▸ **What the task requires**
From the entries below, gather each line containing the word "Reboot".

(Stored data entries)
* * * * * * * * *
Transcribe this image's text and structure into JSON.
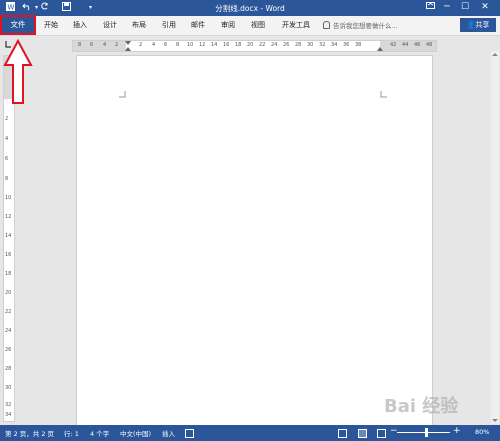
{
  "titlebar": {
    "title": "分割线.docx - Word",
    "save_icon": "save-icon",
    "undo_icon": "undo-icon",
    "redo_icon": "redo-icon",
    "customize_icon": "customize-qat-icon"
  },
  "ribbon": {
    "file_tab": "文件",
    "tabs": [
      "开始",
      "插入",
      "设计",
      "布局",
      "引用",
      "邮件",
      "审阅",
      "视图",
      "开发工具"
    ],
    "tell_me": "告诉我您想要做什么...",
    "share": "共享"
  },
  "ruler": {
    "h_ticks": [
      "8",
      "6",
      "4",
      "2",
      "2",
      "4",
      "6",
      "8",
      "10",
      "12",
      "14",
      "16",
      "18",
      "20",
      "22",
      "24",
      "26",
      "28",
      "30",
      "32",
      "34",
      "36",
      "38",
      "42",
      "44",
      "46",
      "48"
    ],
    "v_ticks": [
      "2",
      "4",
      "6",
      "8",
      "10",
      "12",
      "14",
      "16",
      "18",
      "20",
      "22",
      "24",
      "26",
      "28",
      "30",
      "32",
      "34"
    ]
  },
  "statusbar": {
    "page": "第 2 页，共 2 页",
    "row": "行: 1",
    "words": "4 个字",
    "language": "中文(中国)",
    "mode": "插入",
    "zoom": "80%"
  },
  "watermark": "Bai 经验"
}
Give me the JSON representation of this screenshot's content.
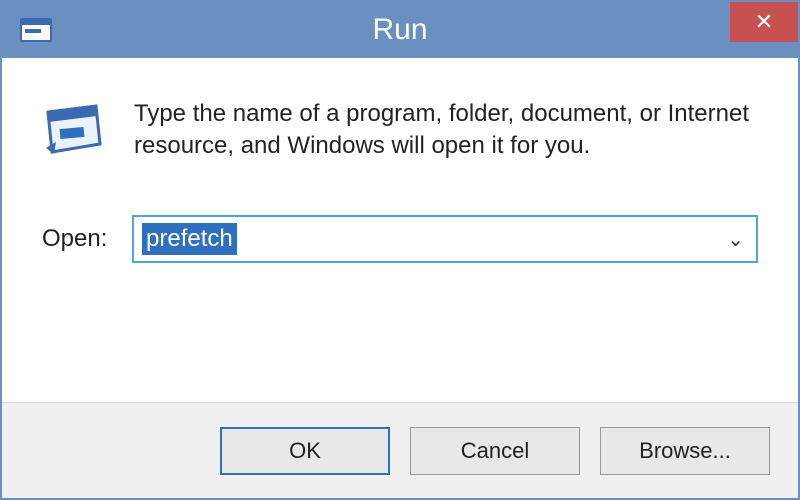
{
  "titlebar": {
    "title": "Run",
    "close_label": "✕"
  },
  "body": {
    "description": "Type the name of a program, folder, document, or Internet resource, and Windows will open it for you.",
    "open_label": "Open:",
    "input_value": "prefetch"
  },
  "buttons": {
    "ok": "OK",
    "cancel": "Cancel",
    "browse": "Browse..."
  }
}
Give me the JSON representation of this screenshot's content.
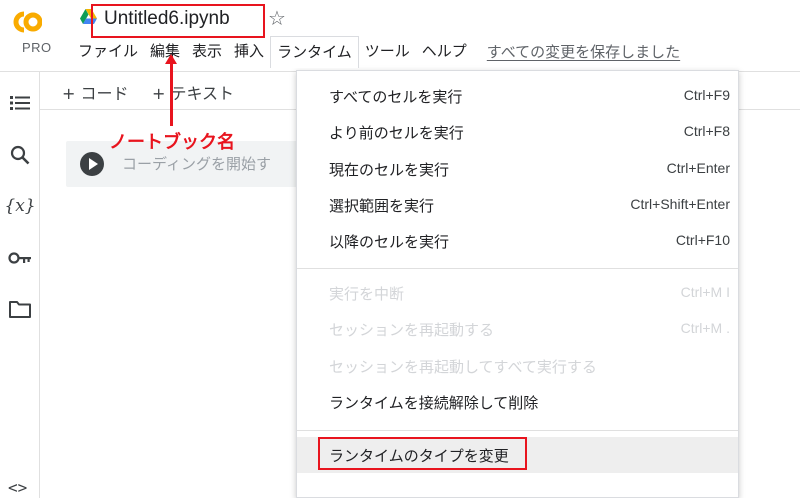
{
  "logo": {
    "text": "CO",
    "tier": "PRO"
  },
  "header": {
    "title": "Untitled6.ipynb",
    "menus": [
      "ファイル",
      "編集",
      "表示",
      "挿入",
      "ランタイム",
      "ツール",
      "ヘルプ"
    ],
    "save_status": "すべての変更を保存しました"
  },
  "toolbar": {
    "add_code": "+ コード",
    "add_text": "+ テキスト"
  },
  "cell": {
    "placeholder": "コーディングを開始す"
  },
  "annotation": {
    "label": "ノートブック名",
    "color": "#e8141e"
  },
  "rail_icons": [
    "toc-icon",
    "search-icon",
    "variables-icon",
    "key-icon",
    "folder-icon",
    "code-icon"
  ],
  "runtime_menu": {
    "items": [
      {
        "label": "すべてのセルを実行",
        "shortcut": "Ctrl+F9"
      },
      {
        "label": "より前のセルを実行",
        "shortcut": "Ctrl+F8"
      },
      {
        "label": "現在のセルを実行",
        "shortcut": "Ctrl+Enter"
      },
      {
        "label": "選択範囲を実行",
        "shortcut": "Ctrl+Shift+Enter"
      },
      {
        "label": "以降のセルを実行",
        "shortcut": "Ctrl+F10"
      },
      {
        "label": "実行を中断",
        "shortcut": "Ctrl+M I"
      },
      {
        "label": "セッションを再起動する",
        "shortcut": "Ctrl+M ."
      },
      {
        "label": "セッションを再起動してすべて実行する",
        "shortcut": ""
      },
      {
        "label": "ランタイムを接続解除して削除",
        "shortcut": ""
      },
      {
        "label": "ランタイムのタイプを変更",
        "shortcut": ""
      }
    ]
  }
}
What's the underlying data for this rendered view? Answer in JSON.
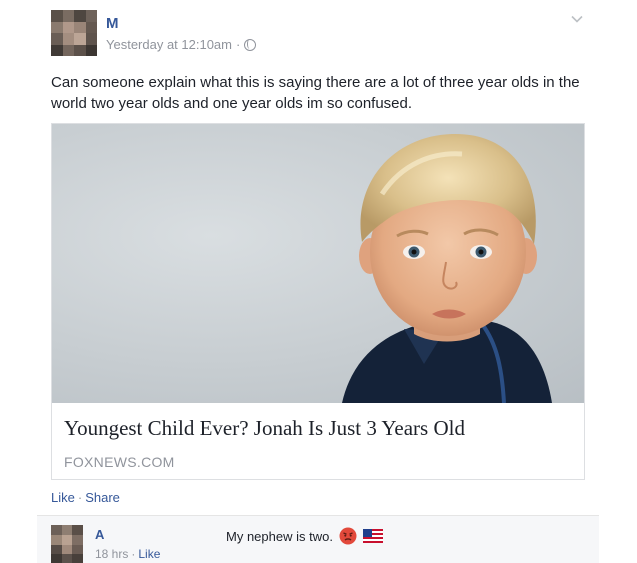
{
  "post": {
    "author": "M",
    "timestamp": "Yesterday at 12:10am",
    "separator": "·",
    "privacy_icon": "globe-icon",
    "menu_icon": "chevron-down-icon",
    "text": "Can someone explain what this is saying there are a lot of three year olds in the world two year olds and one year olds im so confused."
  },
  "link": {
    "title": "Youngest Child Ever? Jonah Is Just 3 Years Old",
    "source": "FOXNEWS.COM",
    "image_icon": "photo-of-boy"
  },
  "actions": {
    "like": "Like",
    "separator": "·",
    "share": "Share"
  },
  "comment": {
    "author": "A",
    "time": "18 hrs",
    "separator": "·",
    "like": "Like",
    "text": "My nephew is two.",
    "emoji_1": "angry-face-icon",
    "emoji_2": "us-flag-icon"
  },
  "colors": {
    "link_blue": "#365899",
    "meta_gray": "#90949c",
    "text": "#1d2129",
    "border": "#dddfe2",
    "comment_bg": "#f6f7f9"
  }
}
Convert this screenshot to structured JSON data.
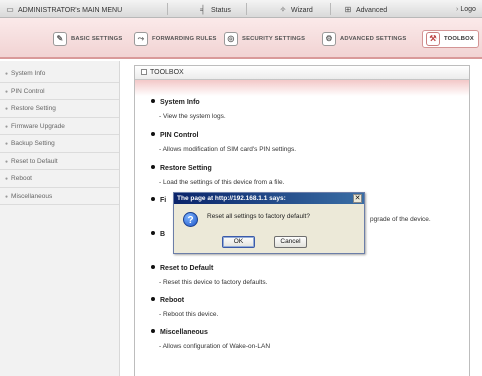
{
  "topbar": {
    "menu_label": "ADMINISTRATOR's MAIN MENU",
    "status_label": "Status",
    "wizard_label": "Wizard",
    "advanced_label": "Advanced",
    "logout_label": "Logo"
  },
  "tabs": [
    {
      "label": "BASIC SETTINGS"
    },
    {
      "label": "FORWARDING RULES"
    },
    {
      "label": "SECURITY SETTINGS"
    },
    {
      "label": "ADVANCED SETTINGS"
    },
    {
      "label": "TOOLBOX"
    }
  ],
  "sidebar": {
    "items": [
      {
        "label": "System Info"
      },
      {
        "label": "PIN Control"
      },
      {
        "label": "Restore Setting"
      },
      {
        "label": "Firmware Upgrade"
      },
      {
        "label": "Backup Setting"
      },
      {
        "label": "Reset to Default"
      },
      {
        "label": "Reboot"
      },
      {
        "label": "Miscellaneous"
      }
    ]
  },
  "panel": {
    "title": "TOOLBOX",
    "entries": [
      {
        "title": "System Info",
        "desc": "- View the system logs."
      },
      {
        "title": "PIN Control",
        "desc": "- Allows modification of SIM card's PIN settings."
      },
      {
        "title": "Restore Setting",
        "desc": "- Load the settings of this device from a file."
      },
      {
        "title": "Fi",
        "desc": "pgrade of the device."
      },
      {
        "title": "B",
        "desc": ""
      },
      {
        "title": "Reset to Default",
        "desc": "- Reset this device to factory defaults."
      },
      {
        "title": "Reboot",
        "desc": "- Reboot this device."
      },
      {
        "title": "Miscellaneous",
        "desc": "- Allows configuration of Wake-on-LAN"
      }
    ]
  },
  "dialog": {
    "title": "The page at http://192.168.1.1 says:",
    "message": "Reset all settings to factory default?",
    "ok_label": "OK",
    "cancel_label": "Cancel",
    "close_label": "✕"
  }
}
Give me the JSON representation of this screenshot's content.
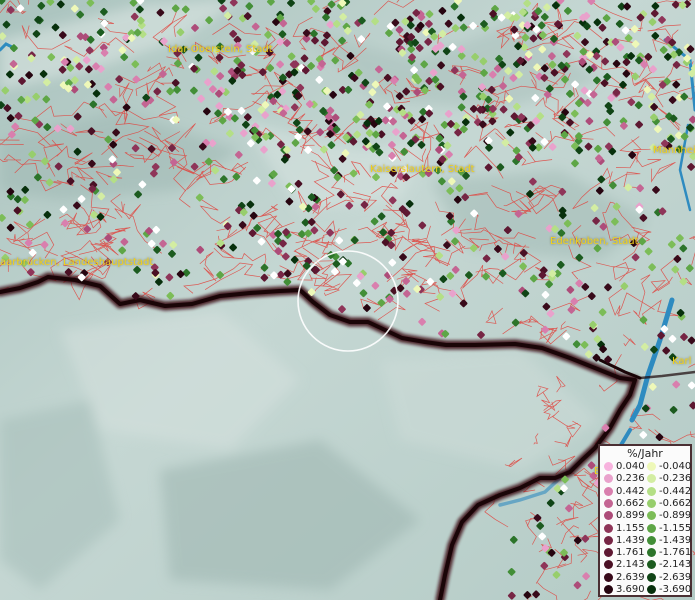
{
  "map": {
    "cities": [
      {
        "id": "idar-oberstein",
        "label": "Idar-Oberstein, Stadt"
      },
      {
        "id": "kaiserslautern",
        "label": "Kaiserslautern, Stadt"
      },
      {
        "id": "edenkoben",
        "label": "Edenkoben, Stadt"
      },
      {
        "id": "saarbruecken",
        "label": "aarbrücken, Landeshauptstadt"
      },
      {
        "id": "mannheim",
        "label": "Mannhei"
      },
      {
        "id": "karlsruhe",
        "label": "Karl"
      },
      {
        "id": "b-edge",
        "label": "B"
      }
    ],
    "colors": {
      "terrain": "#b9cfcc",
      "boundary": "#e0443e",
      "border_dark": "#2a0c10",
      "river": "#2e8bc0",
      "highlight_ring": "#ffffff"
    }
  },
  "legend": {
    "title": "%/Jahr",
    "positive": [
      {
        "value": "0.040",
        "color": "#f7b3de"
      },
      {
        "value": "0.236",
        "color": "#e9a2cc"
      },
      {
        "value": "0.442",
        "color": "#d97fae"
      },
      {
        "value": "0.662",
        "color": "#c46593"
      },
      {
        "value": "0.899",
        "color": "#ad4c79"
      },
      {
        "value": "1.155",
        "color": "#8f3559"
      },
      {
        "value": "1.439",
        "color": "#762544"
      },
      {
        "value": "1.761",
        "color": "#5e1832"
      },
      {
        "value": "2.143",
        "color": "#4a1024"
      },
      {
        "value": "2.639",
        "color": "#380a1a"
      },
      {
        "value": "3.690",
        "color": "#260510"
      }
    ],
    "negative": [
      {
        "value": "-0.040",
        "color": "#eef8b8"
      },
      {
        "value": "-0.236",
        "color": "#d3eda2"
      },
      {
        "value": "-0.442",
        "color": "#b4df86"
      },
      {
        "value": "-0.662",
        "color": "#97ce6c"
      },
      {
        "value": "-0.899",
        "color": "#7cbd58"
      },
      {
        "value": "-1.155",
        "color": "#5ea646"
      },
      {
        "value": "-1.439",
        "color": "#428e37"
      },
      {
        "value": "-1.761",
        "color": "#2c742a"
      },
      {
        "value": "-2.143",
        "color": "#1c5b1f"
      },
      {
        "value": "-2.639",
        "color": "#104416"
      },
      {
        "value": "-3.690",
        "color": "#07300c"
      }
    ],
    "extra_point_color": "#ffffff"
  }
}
* * * * * * * * *
▸ **Task output**
        "label": "Reboot"
        "title": "Reboot",
        "desc": "- Reboot this device."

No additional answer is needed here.